## THE TASK:
Leave out the pictures and reproduce all of the data exactly.

## MATERIAL SHOWN:
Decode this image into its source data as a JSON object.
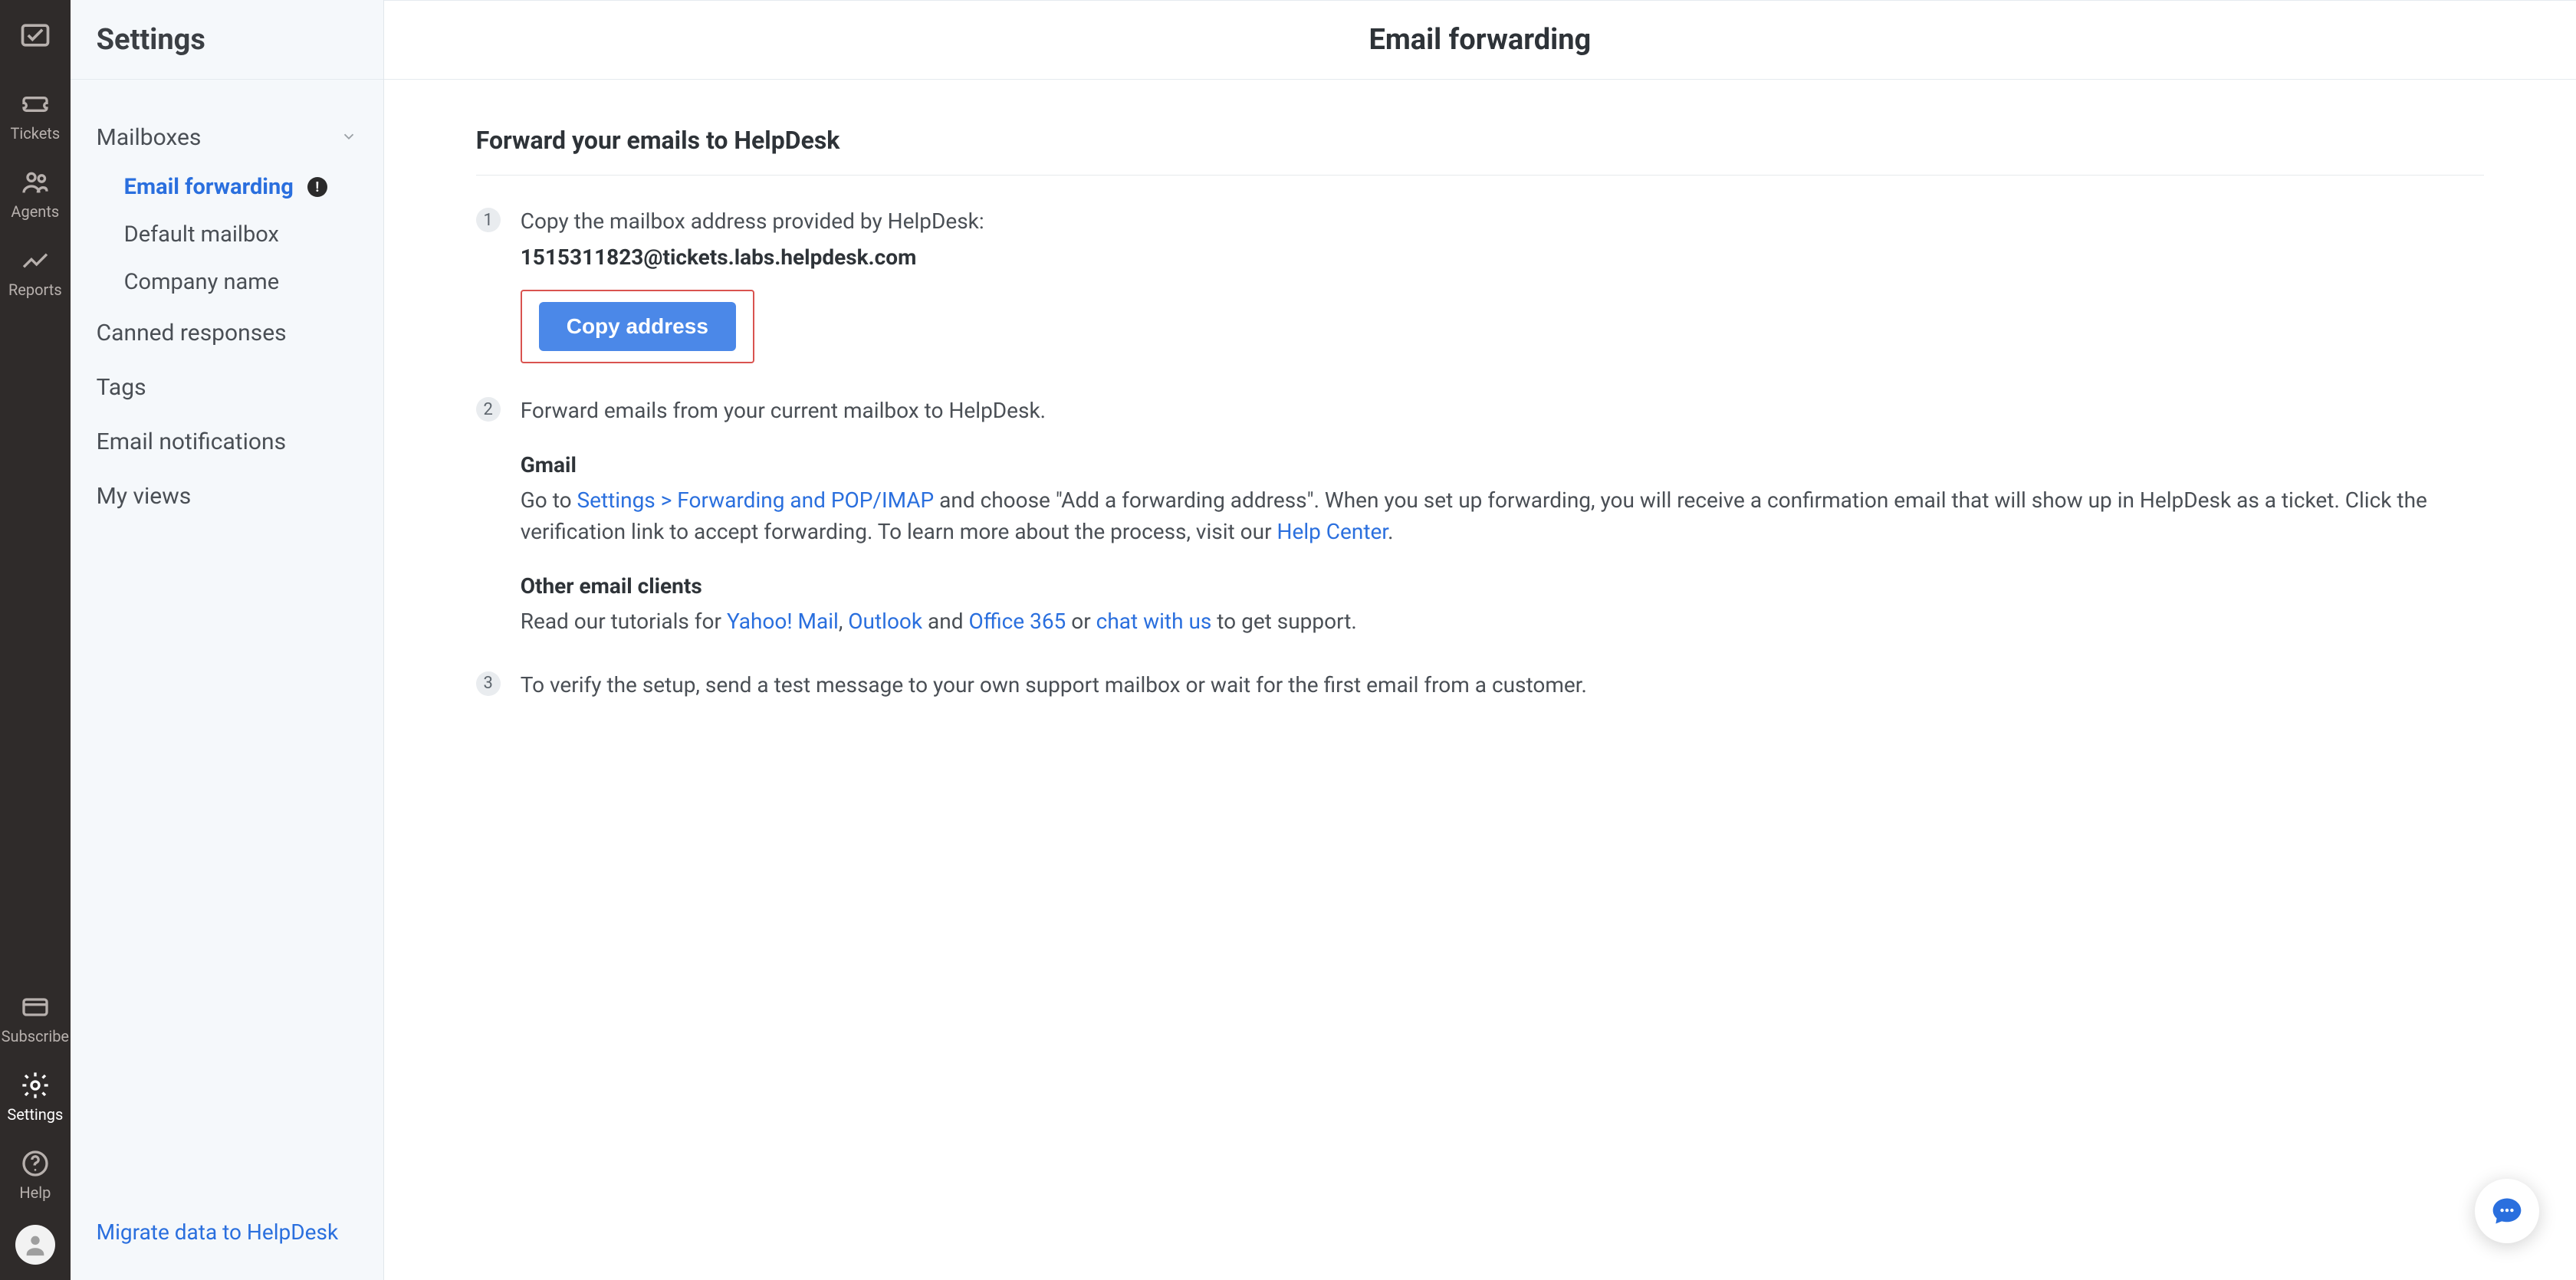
{
  "navrail": {
    "items": [
      {
        "label": "Tickets"
      },
      {
        "label": "Agents"
      },
      {
        "label": "Reports"
      }
    ],
    "bottom": [
      {
        "label": "Subscribe"
      },
      {
        "label": "Settings"
      },
      {
        "label": "Help"
      }
    ]
  },
  "sidepanel": {
    "title": "Settings",
    "mailboxes": {
      "label": "Mailboxes",
      "children": {
        "email_forwarding": {
          "label": "Email forwarding",
          "badge": "!"
        },
        "default_mailbox": {
          "label": "Default mailbox"
        },
        "company_name": {
          "label": "Company name"
        }
      }
    },
    "canned_responses": {
      "label": "Canned responses"
    },
    "tags": {
      "label": "Tags"
    },
    "email_notifications": {
      "label": "Email notifications"
    },
    "my_views": {
      "label": "My views"
    },
    "footer_link": "Migrate data to HelpDesk"
  },
  "main": {
    "page_title": "Email forwarding",
    "section_heading": "Forward your emails to HelpDesk",
    "step1": {
      "num": "1",
      "text": "Copy the mailbox address provided by HelpDesk:",
      "address": "1515311823@tickets.labs.helpdesk.com",
      "copy_button": "Copy address"
    },
    "step2": {
      "num": "2",
      "text": "Forward emails from your current mailbox to HelpDesk.",
      "gmail": {
        "title": "Gmail",
        "prefix": "Go to ",
        "link1": "Settings > Forwarding and POP/IMAP",
        "after_link1": " and choose \"Add a forwarding address\". When you set up forwarding, you will receive a confirmation email that will show up in HelpDesk as a ticket. Click the verification link to accept forwarding. To learn more about the process, visit our ",
        "help_center": "Help Center",
        "period": "."
      },
      "other": {
        "title": "Other email clients",
        "prefix": "Read our tutorials for ",
        "yahoo": "Yahoo! Mail",
        "comma": ", ",
        "outlook": "Outlook",
        "and": " and ",
        "office365": "Office 365",
        "or": " or ",
        "chat": "chat with us",
        "suffix": " to get support."
      }
    },
    "step3": {
      "num": "3",
      "text": "To verify the setup, send a test message to your own support mailbox or wait for the first email from a customer."
    }
  }
}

## ANSWER BELOW:
Decode this image into its source data as a JSON object.
{
  "navrail": {
    "items": [
      {
        "label": "Tickets"
      },
      {
        "label": "Agents"
      },
      {
        "label": "Reports"
      }
    ],
    "bottom": [
      {
        "label": "Subscribe"
      },
      {
        "label": "Settings"
      },
      {
        "label": "Help"
      }
    ]
  },
  "sidepanel": {
    "title": "Settings",
    "mailboxes": {
      "label": "Mailboxes",
      "children": {
        "email_forwarding": {
          "label": "Email forwarding",
          "badge": "!"
        },
        "default_mailbox": {
          "label": "Default mailbox"
        },
        "company_name": {
          "label": "Company name"
        }
      }
    },
    "canned_responses": {
      "label": "Canned responses"
    },
    "tags": {
      "label": "Tags"
    },
    "email_notifications": {
      "label": "Email notifications"
    },
    "my_views": {
      "label": "My views"
    },
    "footer_link": "Migrate data to HelpDesk"
  },
  "main": {
    "page_title": "Email forwarding",
    "section_heading": "Forward your emails to HelpDesk",
    "step1": {
      "num": "1",
      "text": "Copy the mailbox address provided by HelpDesk:",
      "address": "1515311823@tickets.labs.helpdesk.com",
      "copy_button": "Copy address"
    },
    "step2": {
      "num": "2",
      "text": "Forward emails from your current mailbox to HelpDesk.",
      "gmail": {
        "title": "Gmail",
        "prefix": "Go to ",
        "link1": "Settings > Forwarding and POP/IMAP",
        "after_link1": " and choose \"Add a forwarding address\". When you set up forwarding, you will receive a confirmation email that will show up in HelpDesk as a ticket. Click the verification link to accept forwarding. To learn more about the process, visit our ",
        "help_center": "Help Center",
        "period": "."
      },
      "other": {
        "title": "Other email clients",
        "prefix": "Read our tutorials for ",
        "yahoo": "Yahoo! Mail",
        "comma": ", ",
        "outlook": "Outlook",
        "and": " and ",
        "office365": "Office 365",
        "or": " or ",
        "chat": "chat with us",
        "suffix": " to get support."
      }
    },
    "step3": {
      "num": "3",
      "text": "To verify the setup, send a test message to your own support mailbox or wait for the first email from a customer."
    }
  }
}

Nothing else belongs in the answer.